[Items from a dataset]
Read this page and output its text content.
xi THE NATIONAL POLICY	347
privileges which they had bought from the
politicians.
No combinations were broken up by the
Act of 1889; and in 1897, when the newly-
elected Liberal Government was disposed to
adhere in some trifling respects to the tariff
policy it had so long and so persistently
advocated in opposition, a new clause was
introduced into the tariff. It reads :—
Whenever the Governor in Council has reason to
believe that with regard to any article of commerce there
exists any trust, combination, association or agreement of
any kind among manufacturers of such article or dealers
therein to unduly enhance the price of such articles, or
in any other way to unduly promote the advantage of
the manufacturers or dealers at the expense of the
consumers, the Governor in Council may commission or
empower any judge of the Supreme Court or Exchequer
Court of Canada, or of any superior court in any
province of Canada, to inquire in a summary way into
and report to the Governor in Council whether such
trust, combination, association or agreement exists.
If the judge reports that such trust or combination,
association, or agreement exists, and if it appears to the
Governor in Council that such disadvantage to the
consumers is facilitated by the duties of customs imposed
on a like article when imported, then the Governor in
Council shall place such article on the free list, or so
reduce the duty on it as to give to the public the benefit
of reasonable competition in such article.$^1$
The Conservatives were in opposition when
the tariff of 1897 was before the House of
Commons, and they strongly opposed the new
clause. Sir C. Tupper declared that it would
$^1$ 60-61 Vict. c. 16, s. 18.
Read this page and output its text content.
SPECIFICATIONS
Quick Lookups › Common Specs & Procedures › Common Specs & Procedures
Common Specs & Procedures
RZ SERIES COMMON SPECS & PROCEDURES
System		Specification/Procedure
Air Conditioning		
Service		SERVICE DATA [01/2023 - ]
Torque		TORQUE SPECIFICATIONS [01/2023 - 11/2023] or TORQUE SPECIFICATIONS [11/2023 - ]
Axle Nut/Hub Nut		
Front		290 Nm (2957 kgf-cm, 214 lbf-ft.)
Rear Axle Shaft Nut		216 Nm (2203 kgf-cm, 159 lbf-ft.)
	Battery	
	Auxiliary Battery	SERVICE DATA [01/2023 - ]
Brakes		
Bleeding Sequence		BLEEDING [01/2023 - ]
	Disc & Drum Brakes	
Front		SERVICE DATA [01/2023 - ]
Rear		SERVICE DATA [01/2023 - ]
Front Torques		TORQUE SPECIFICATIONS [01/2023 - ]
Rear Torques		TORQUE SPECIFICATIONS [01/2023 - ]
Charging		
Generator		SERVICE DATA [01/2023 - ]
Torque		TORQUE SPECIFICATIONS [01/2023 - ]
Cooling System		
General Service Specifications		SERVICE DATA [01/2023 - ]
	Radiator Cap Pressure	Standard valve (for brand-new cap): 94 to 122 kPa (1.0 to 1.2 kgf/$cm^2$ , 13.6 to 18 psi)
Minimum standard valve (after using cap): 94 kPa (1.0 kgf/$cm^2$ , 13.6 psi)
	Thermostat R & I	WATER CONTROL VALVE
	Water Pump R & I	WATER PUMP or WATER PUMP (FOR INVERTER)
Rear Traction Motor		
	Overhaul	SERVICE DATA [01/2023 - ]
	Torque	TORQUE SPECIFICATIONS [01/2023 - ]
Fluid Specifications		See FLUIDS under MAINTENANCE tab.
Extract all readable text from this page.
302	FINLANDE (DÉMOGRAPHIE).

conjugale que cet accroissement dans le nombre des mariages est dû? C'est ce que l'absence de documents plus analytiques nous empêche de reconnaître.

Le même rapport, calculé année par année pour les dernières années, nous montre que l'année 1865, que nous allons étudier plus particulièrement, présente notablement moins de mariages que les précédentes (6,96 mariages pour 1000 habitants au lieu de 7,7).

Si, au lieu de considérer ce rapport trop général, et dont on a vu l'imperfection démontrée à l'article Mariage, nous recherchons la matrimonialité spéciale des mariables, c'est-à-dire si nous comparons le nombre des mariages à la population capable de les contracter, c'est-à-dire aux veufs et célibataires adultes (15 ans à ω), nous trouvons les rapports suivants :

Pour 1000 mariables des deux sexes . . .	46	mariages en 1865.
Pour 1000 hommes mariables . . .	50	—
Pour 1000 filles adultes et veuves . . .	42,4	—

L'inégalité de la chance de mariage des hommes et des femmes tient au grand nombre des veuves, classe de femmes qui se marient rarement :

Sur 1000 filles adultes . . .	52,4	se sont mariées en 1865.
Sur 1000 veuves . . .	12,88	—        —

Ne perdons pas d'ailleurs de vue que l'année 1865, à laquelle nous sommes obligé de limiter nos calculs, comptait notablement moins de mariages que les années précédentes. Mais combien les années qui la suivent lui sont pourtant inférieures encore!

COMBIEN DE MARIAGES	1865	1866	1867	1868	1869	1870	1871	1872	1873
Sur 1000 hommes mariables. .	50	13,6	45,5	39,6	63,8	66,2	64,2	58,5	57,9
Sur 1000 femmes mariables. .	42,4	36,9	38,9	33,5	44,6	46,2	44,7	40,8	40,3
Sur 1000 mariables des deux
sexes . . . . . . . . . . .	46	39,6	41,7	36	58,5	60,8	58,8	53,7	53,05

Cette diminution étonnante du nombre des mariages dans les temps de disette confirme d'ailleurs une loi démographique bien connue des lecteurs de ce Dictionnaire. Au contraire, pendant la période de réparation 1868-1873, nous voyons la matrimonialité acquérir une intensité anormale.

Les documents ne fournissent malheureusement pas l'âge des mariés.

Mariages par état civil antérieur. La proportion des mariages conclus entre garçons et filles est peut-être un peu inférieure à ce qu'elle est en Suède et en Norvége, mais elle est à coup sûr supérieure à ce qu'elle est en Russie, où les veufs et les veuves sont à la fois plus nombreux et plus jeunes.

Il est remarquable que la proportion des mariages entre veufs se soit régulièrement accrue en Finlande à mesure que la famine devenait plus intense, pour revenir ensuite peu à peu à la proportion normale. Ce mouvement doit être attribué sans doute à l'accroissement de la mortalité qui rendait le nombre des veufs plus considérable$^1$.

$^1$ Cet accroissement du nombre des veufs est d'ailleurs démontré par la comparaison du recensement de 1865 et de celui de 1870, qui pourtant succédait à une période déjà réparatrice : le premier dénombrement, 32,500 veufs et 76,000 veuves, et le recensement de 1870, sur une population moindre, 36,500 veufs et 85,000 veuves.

• STATED PROBLEM: Return the material exactly as it stands.

• SOLVED EXERCISE:
Read this page and output its text content.
xi THE NATIONAL POLICY	347
privileges which they had bought from the
politicians.
No combinations were broken up by the
Act of 1889; and in 1897, when the newly-
elected Liberal Government was disposed to
adhere in some trifling respects to the tariff
policy it had so long and so persistently
advocated in opposition, a new clause was
introduced into the tariff. It reads :—
Whenever the Governor in Council has reason to
believe that with regard to any article of commerce there
exists any trust, combination, association or agreement of
any kind among manufacturers of such article or dealers
therein to unduly enhance the price of such articles, or
in any other way to unduly promote the advantage of
the manufacturers or dealers at the expense of the
consumers, the Governor in Council may commission or
empower any judge of the Supreme Court or Exchequer
Court of Canada, or of any superior court in any
province of Canada, to inquire in a summary way into
and report to the Governor in Council whether such
trust, combination, association or agreement exists.
If the judge reports that such trust or combination,
association, or agreement exists, and if it appears to the
Governor in Council that such disadvantage to the
consumers is facilitated by the duties of customs imposed
on a like article when imported, then the Governor in
Council shall place such article on the free list, or so
reduce the duty on it as to give to the public the benefit
of reasonable competition in such article.$^1$
The Conservatives were in opposition when
the tariff of 1897 was before the House of
Commons, and they strongly opposed the new
clause. Sir C. Tupper declared that it would
$^1$ 60-61 Vict. c. 16, s. 18.
Read this page and output its text content.
SPECIFICATIONS
Quick Lookups › Common Specs & Procedures › Common Specs & Procedures
Common Specs & Procedures
RZ SERIES COMMON SPECS & PROCEDURES
System		Specification/Procedure
Air Conditioning		
Service		SERVICE DATA [01/2023 - ]
Torque		TORQUE SPECIFICATIONS [01/2023 - 11/2023] or TORQUE SPECIFICATIONS [11/2023 - ]
Axle Nut/Hub Nut		
Front		290 Nm (2957 kgf-cm, 214 lbf-ft.)
Rear Axle Shaft Nut		216 Nm (2203 kgf-cm, 159 lbf-ft.)
	Battery	
	Auxiliary Battery	SERVICE DATA [01/2023 - ]
Brakes		
Bleeding Sequence		BLEEDING [01/2023 - ]
	Disc & Drum Brakes	
Front		SERVICE DATA [01/2023 - ]
Rear		SERVICE DATA [01/2023 - ]
Front Torques		TORQUE SPECIFICATIONS [01/2023 - ]
Rear Torques		TORQUE SPECIFICATIONS [01/2023 - ]
Charging		
Generator		SERVICE DATA [01/2023 - ]
Torque		TORQUE SPECIFICATIONS [01/2023 - ]
Cooling System		
General Service Specifications		SERVICE DATA [01/2023 - ]
	Radiator Cap Pressure	Standard valve (for brand-new cap): 94 to 122 kPa (1.0 to 1.2 kgf/$cm^2$ , 13.6 to 18 psi)
Minimum standard valve (after using cap): 94 kPa (1.0 kgf/$cm^2$ , 13.6 psi)
	Thermostat R & I	WATER CONTROL VALVE
	Water Pump R & I	WATER PUMP or WATER PUMP (FOR INVERTER)
Rear Traction Motor		
	Overhaul	SERVICE DATA [01/2023 - ]
	Torque	TORQUE SPECIFICATIONS [01/2023 - ]
Fluid Specifications		See FLUIDS under MAINTENANCE tab.
Extract all readable text from this page.
302	FINLANDE (DÉMOGRAPHIE).

conjugale que cet accroissement dans le nombre des mariages est dû? C'est ce que l'absence de documents plus analytiques nous empêche de reconnaître.

Le même rapport, calculé année par année pour les dernières années, nous montre que l'année 1865, que nous allons étudier plus particulièrement, présente notablement moins de mariages que les précédentes (6,96 mariages pour 1000 habitants au lieu de 7,7).

Si, au lieu de considérer ce rapport trop général, et dont on a vu l'imperfection démontrée à l'article Mariage, nous recherchons la matrimonialité spéciale des mariables, c'est-à-dire si nous comparons le nombre des mariages à la population capable de les contracter, c'est-à-dire aux veufs et célibataires adultes (15 ans à ω), nous trouvons les rapports suivants :

Pour 1000 mariables des deux sexes . . .	46	mariages en 1865.
Pour 1000 hommes mariables . . .	50	—
Pour 1000 filles adultes et veuves . . .	42,4	—

L'inégalité de la chance de mariage des hommes et des femmes tient au grand nombre des veuves, classe de femmes qui se marient rarement :

Sur 1000 filles adultes . . .	52,4	se sont mariées en 1865.
Sur 1000 veuves . . .	12,88	—        —

Ne perdons pas d'ailleurs de vue que l'année 1865, à laquelle nous sommes obligé de limiter nos calculs, comptait notablement moins de mariages que les années précédentes. Mais combien les années qui la suivent lui sont pourtant inférieures encore!

COMBIEN DE MARIAGES	1865	1866	1867	1868	1869	1870	1871	1872	1873
Sur 1000 hommes mariables. .	50	13,6	45,5	39,6	63,8	66,2	64,2	58,5	57,9
Sur 1000 femmes mariables. .	42,4	36,9	38,9	33,5	44,6	46,2	44,7	40,8	40,3
Sur 1000 mariables des deux
sexes . . . . . . . . . . .	46	39,6	41,7	36	58,5	60,8	58,8	53,7	53,05

Cette diminution étonnante du nombre des mariages dans les temps de disette confirme d'ailleurs une loi démographique bien connue des lecteurs de ce Dictionnaire. Au contraire, pendant la période de réparation 1868-1873, nous voyons la matrimonialité acquérir une intensité anormale.

Les documents ne fournissent malheureusement pas l'âge des mariés.

Mariages par état civil antérieur. La proportion des mariages conclus entre garçons et filles est peut-être un peu inférieure à ce qu'elle est en Suède et en Norvége, mais elle est à coup sûr supérieure à ce qu'elle est en Russie, où les veufs et les veuves sont à la fois plus nombreux et plus jeunes.

Il est remarquable que la proportion des mariages entre veufs se soit régulièrement accrue en Finlande à mesure que la famine devenait plus intense, pour revenir ensuite peu à peu à la proportion normale. Ce mouvement doit être attribué sans doute à l'accroissement de la mortalité qui rendait le nombre des veufs plus considérable$^1$.

$^1$ Cet accroissement du nombre des veufs est d'ailleurs démontré par la comparaison du recensement de 1865 et de celui de 1870, qui pourtant succédait à une période déjà réparatrice : le premier dénombrement, 32,500 veufs et 76,000 veuves, et le recensement de 1870, sur une population moindre, 36,500 veufs et 85,000 veuves.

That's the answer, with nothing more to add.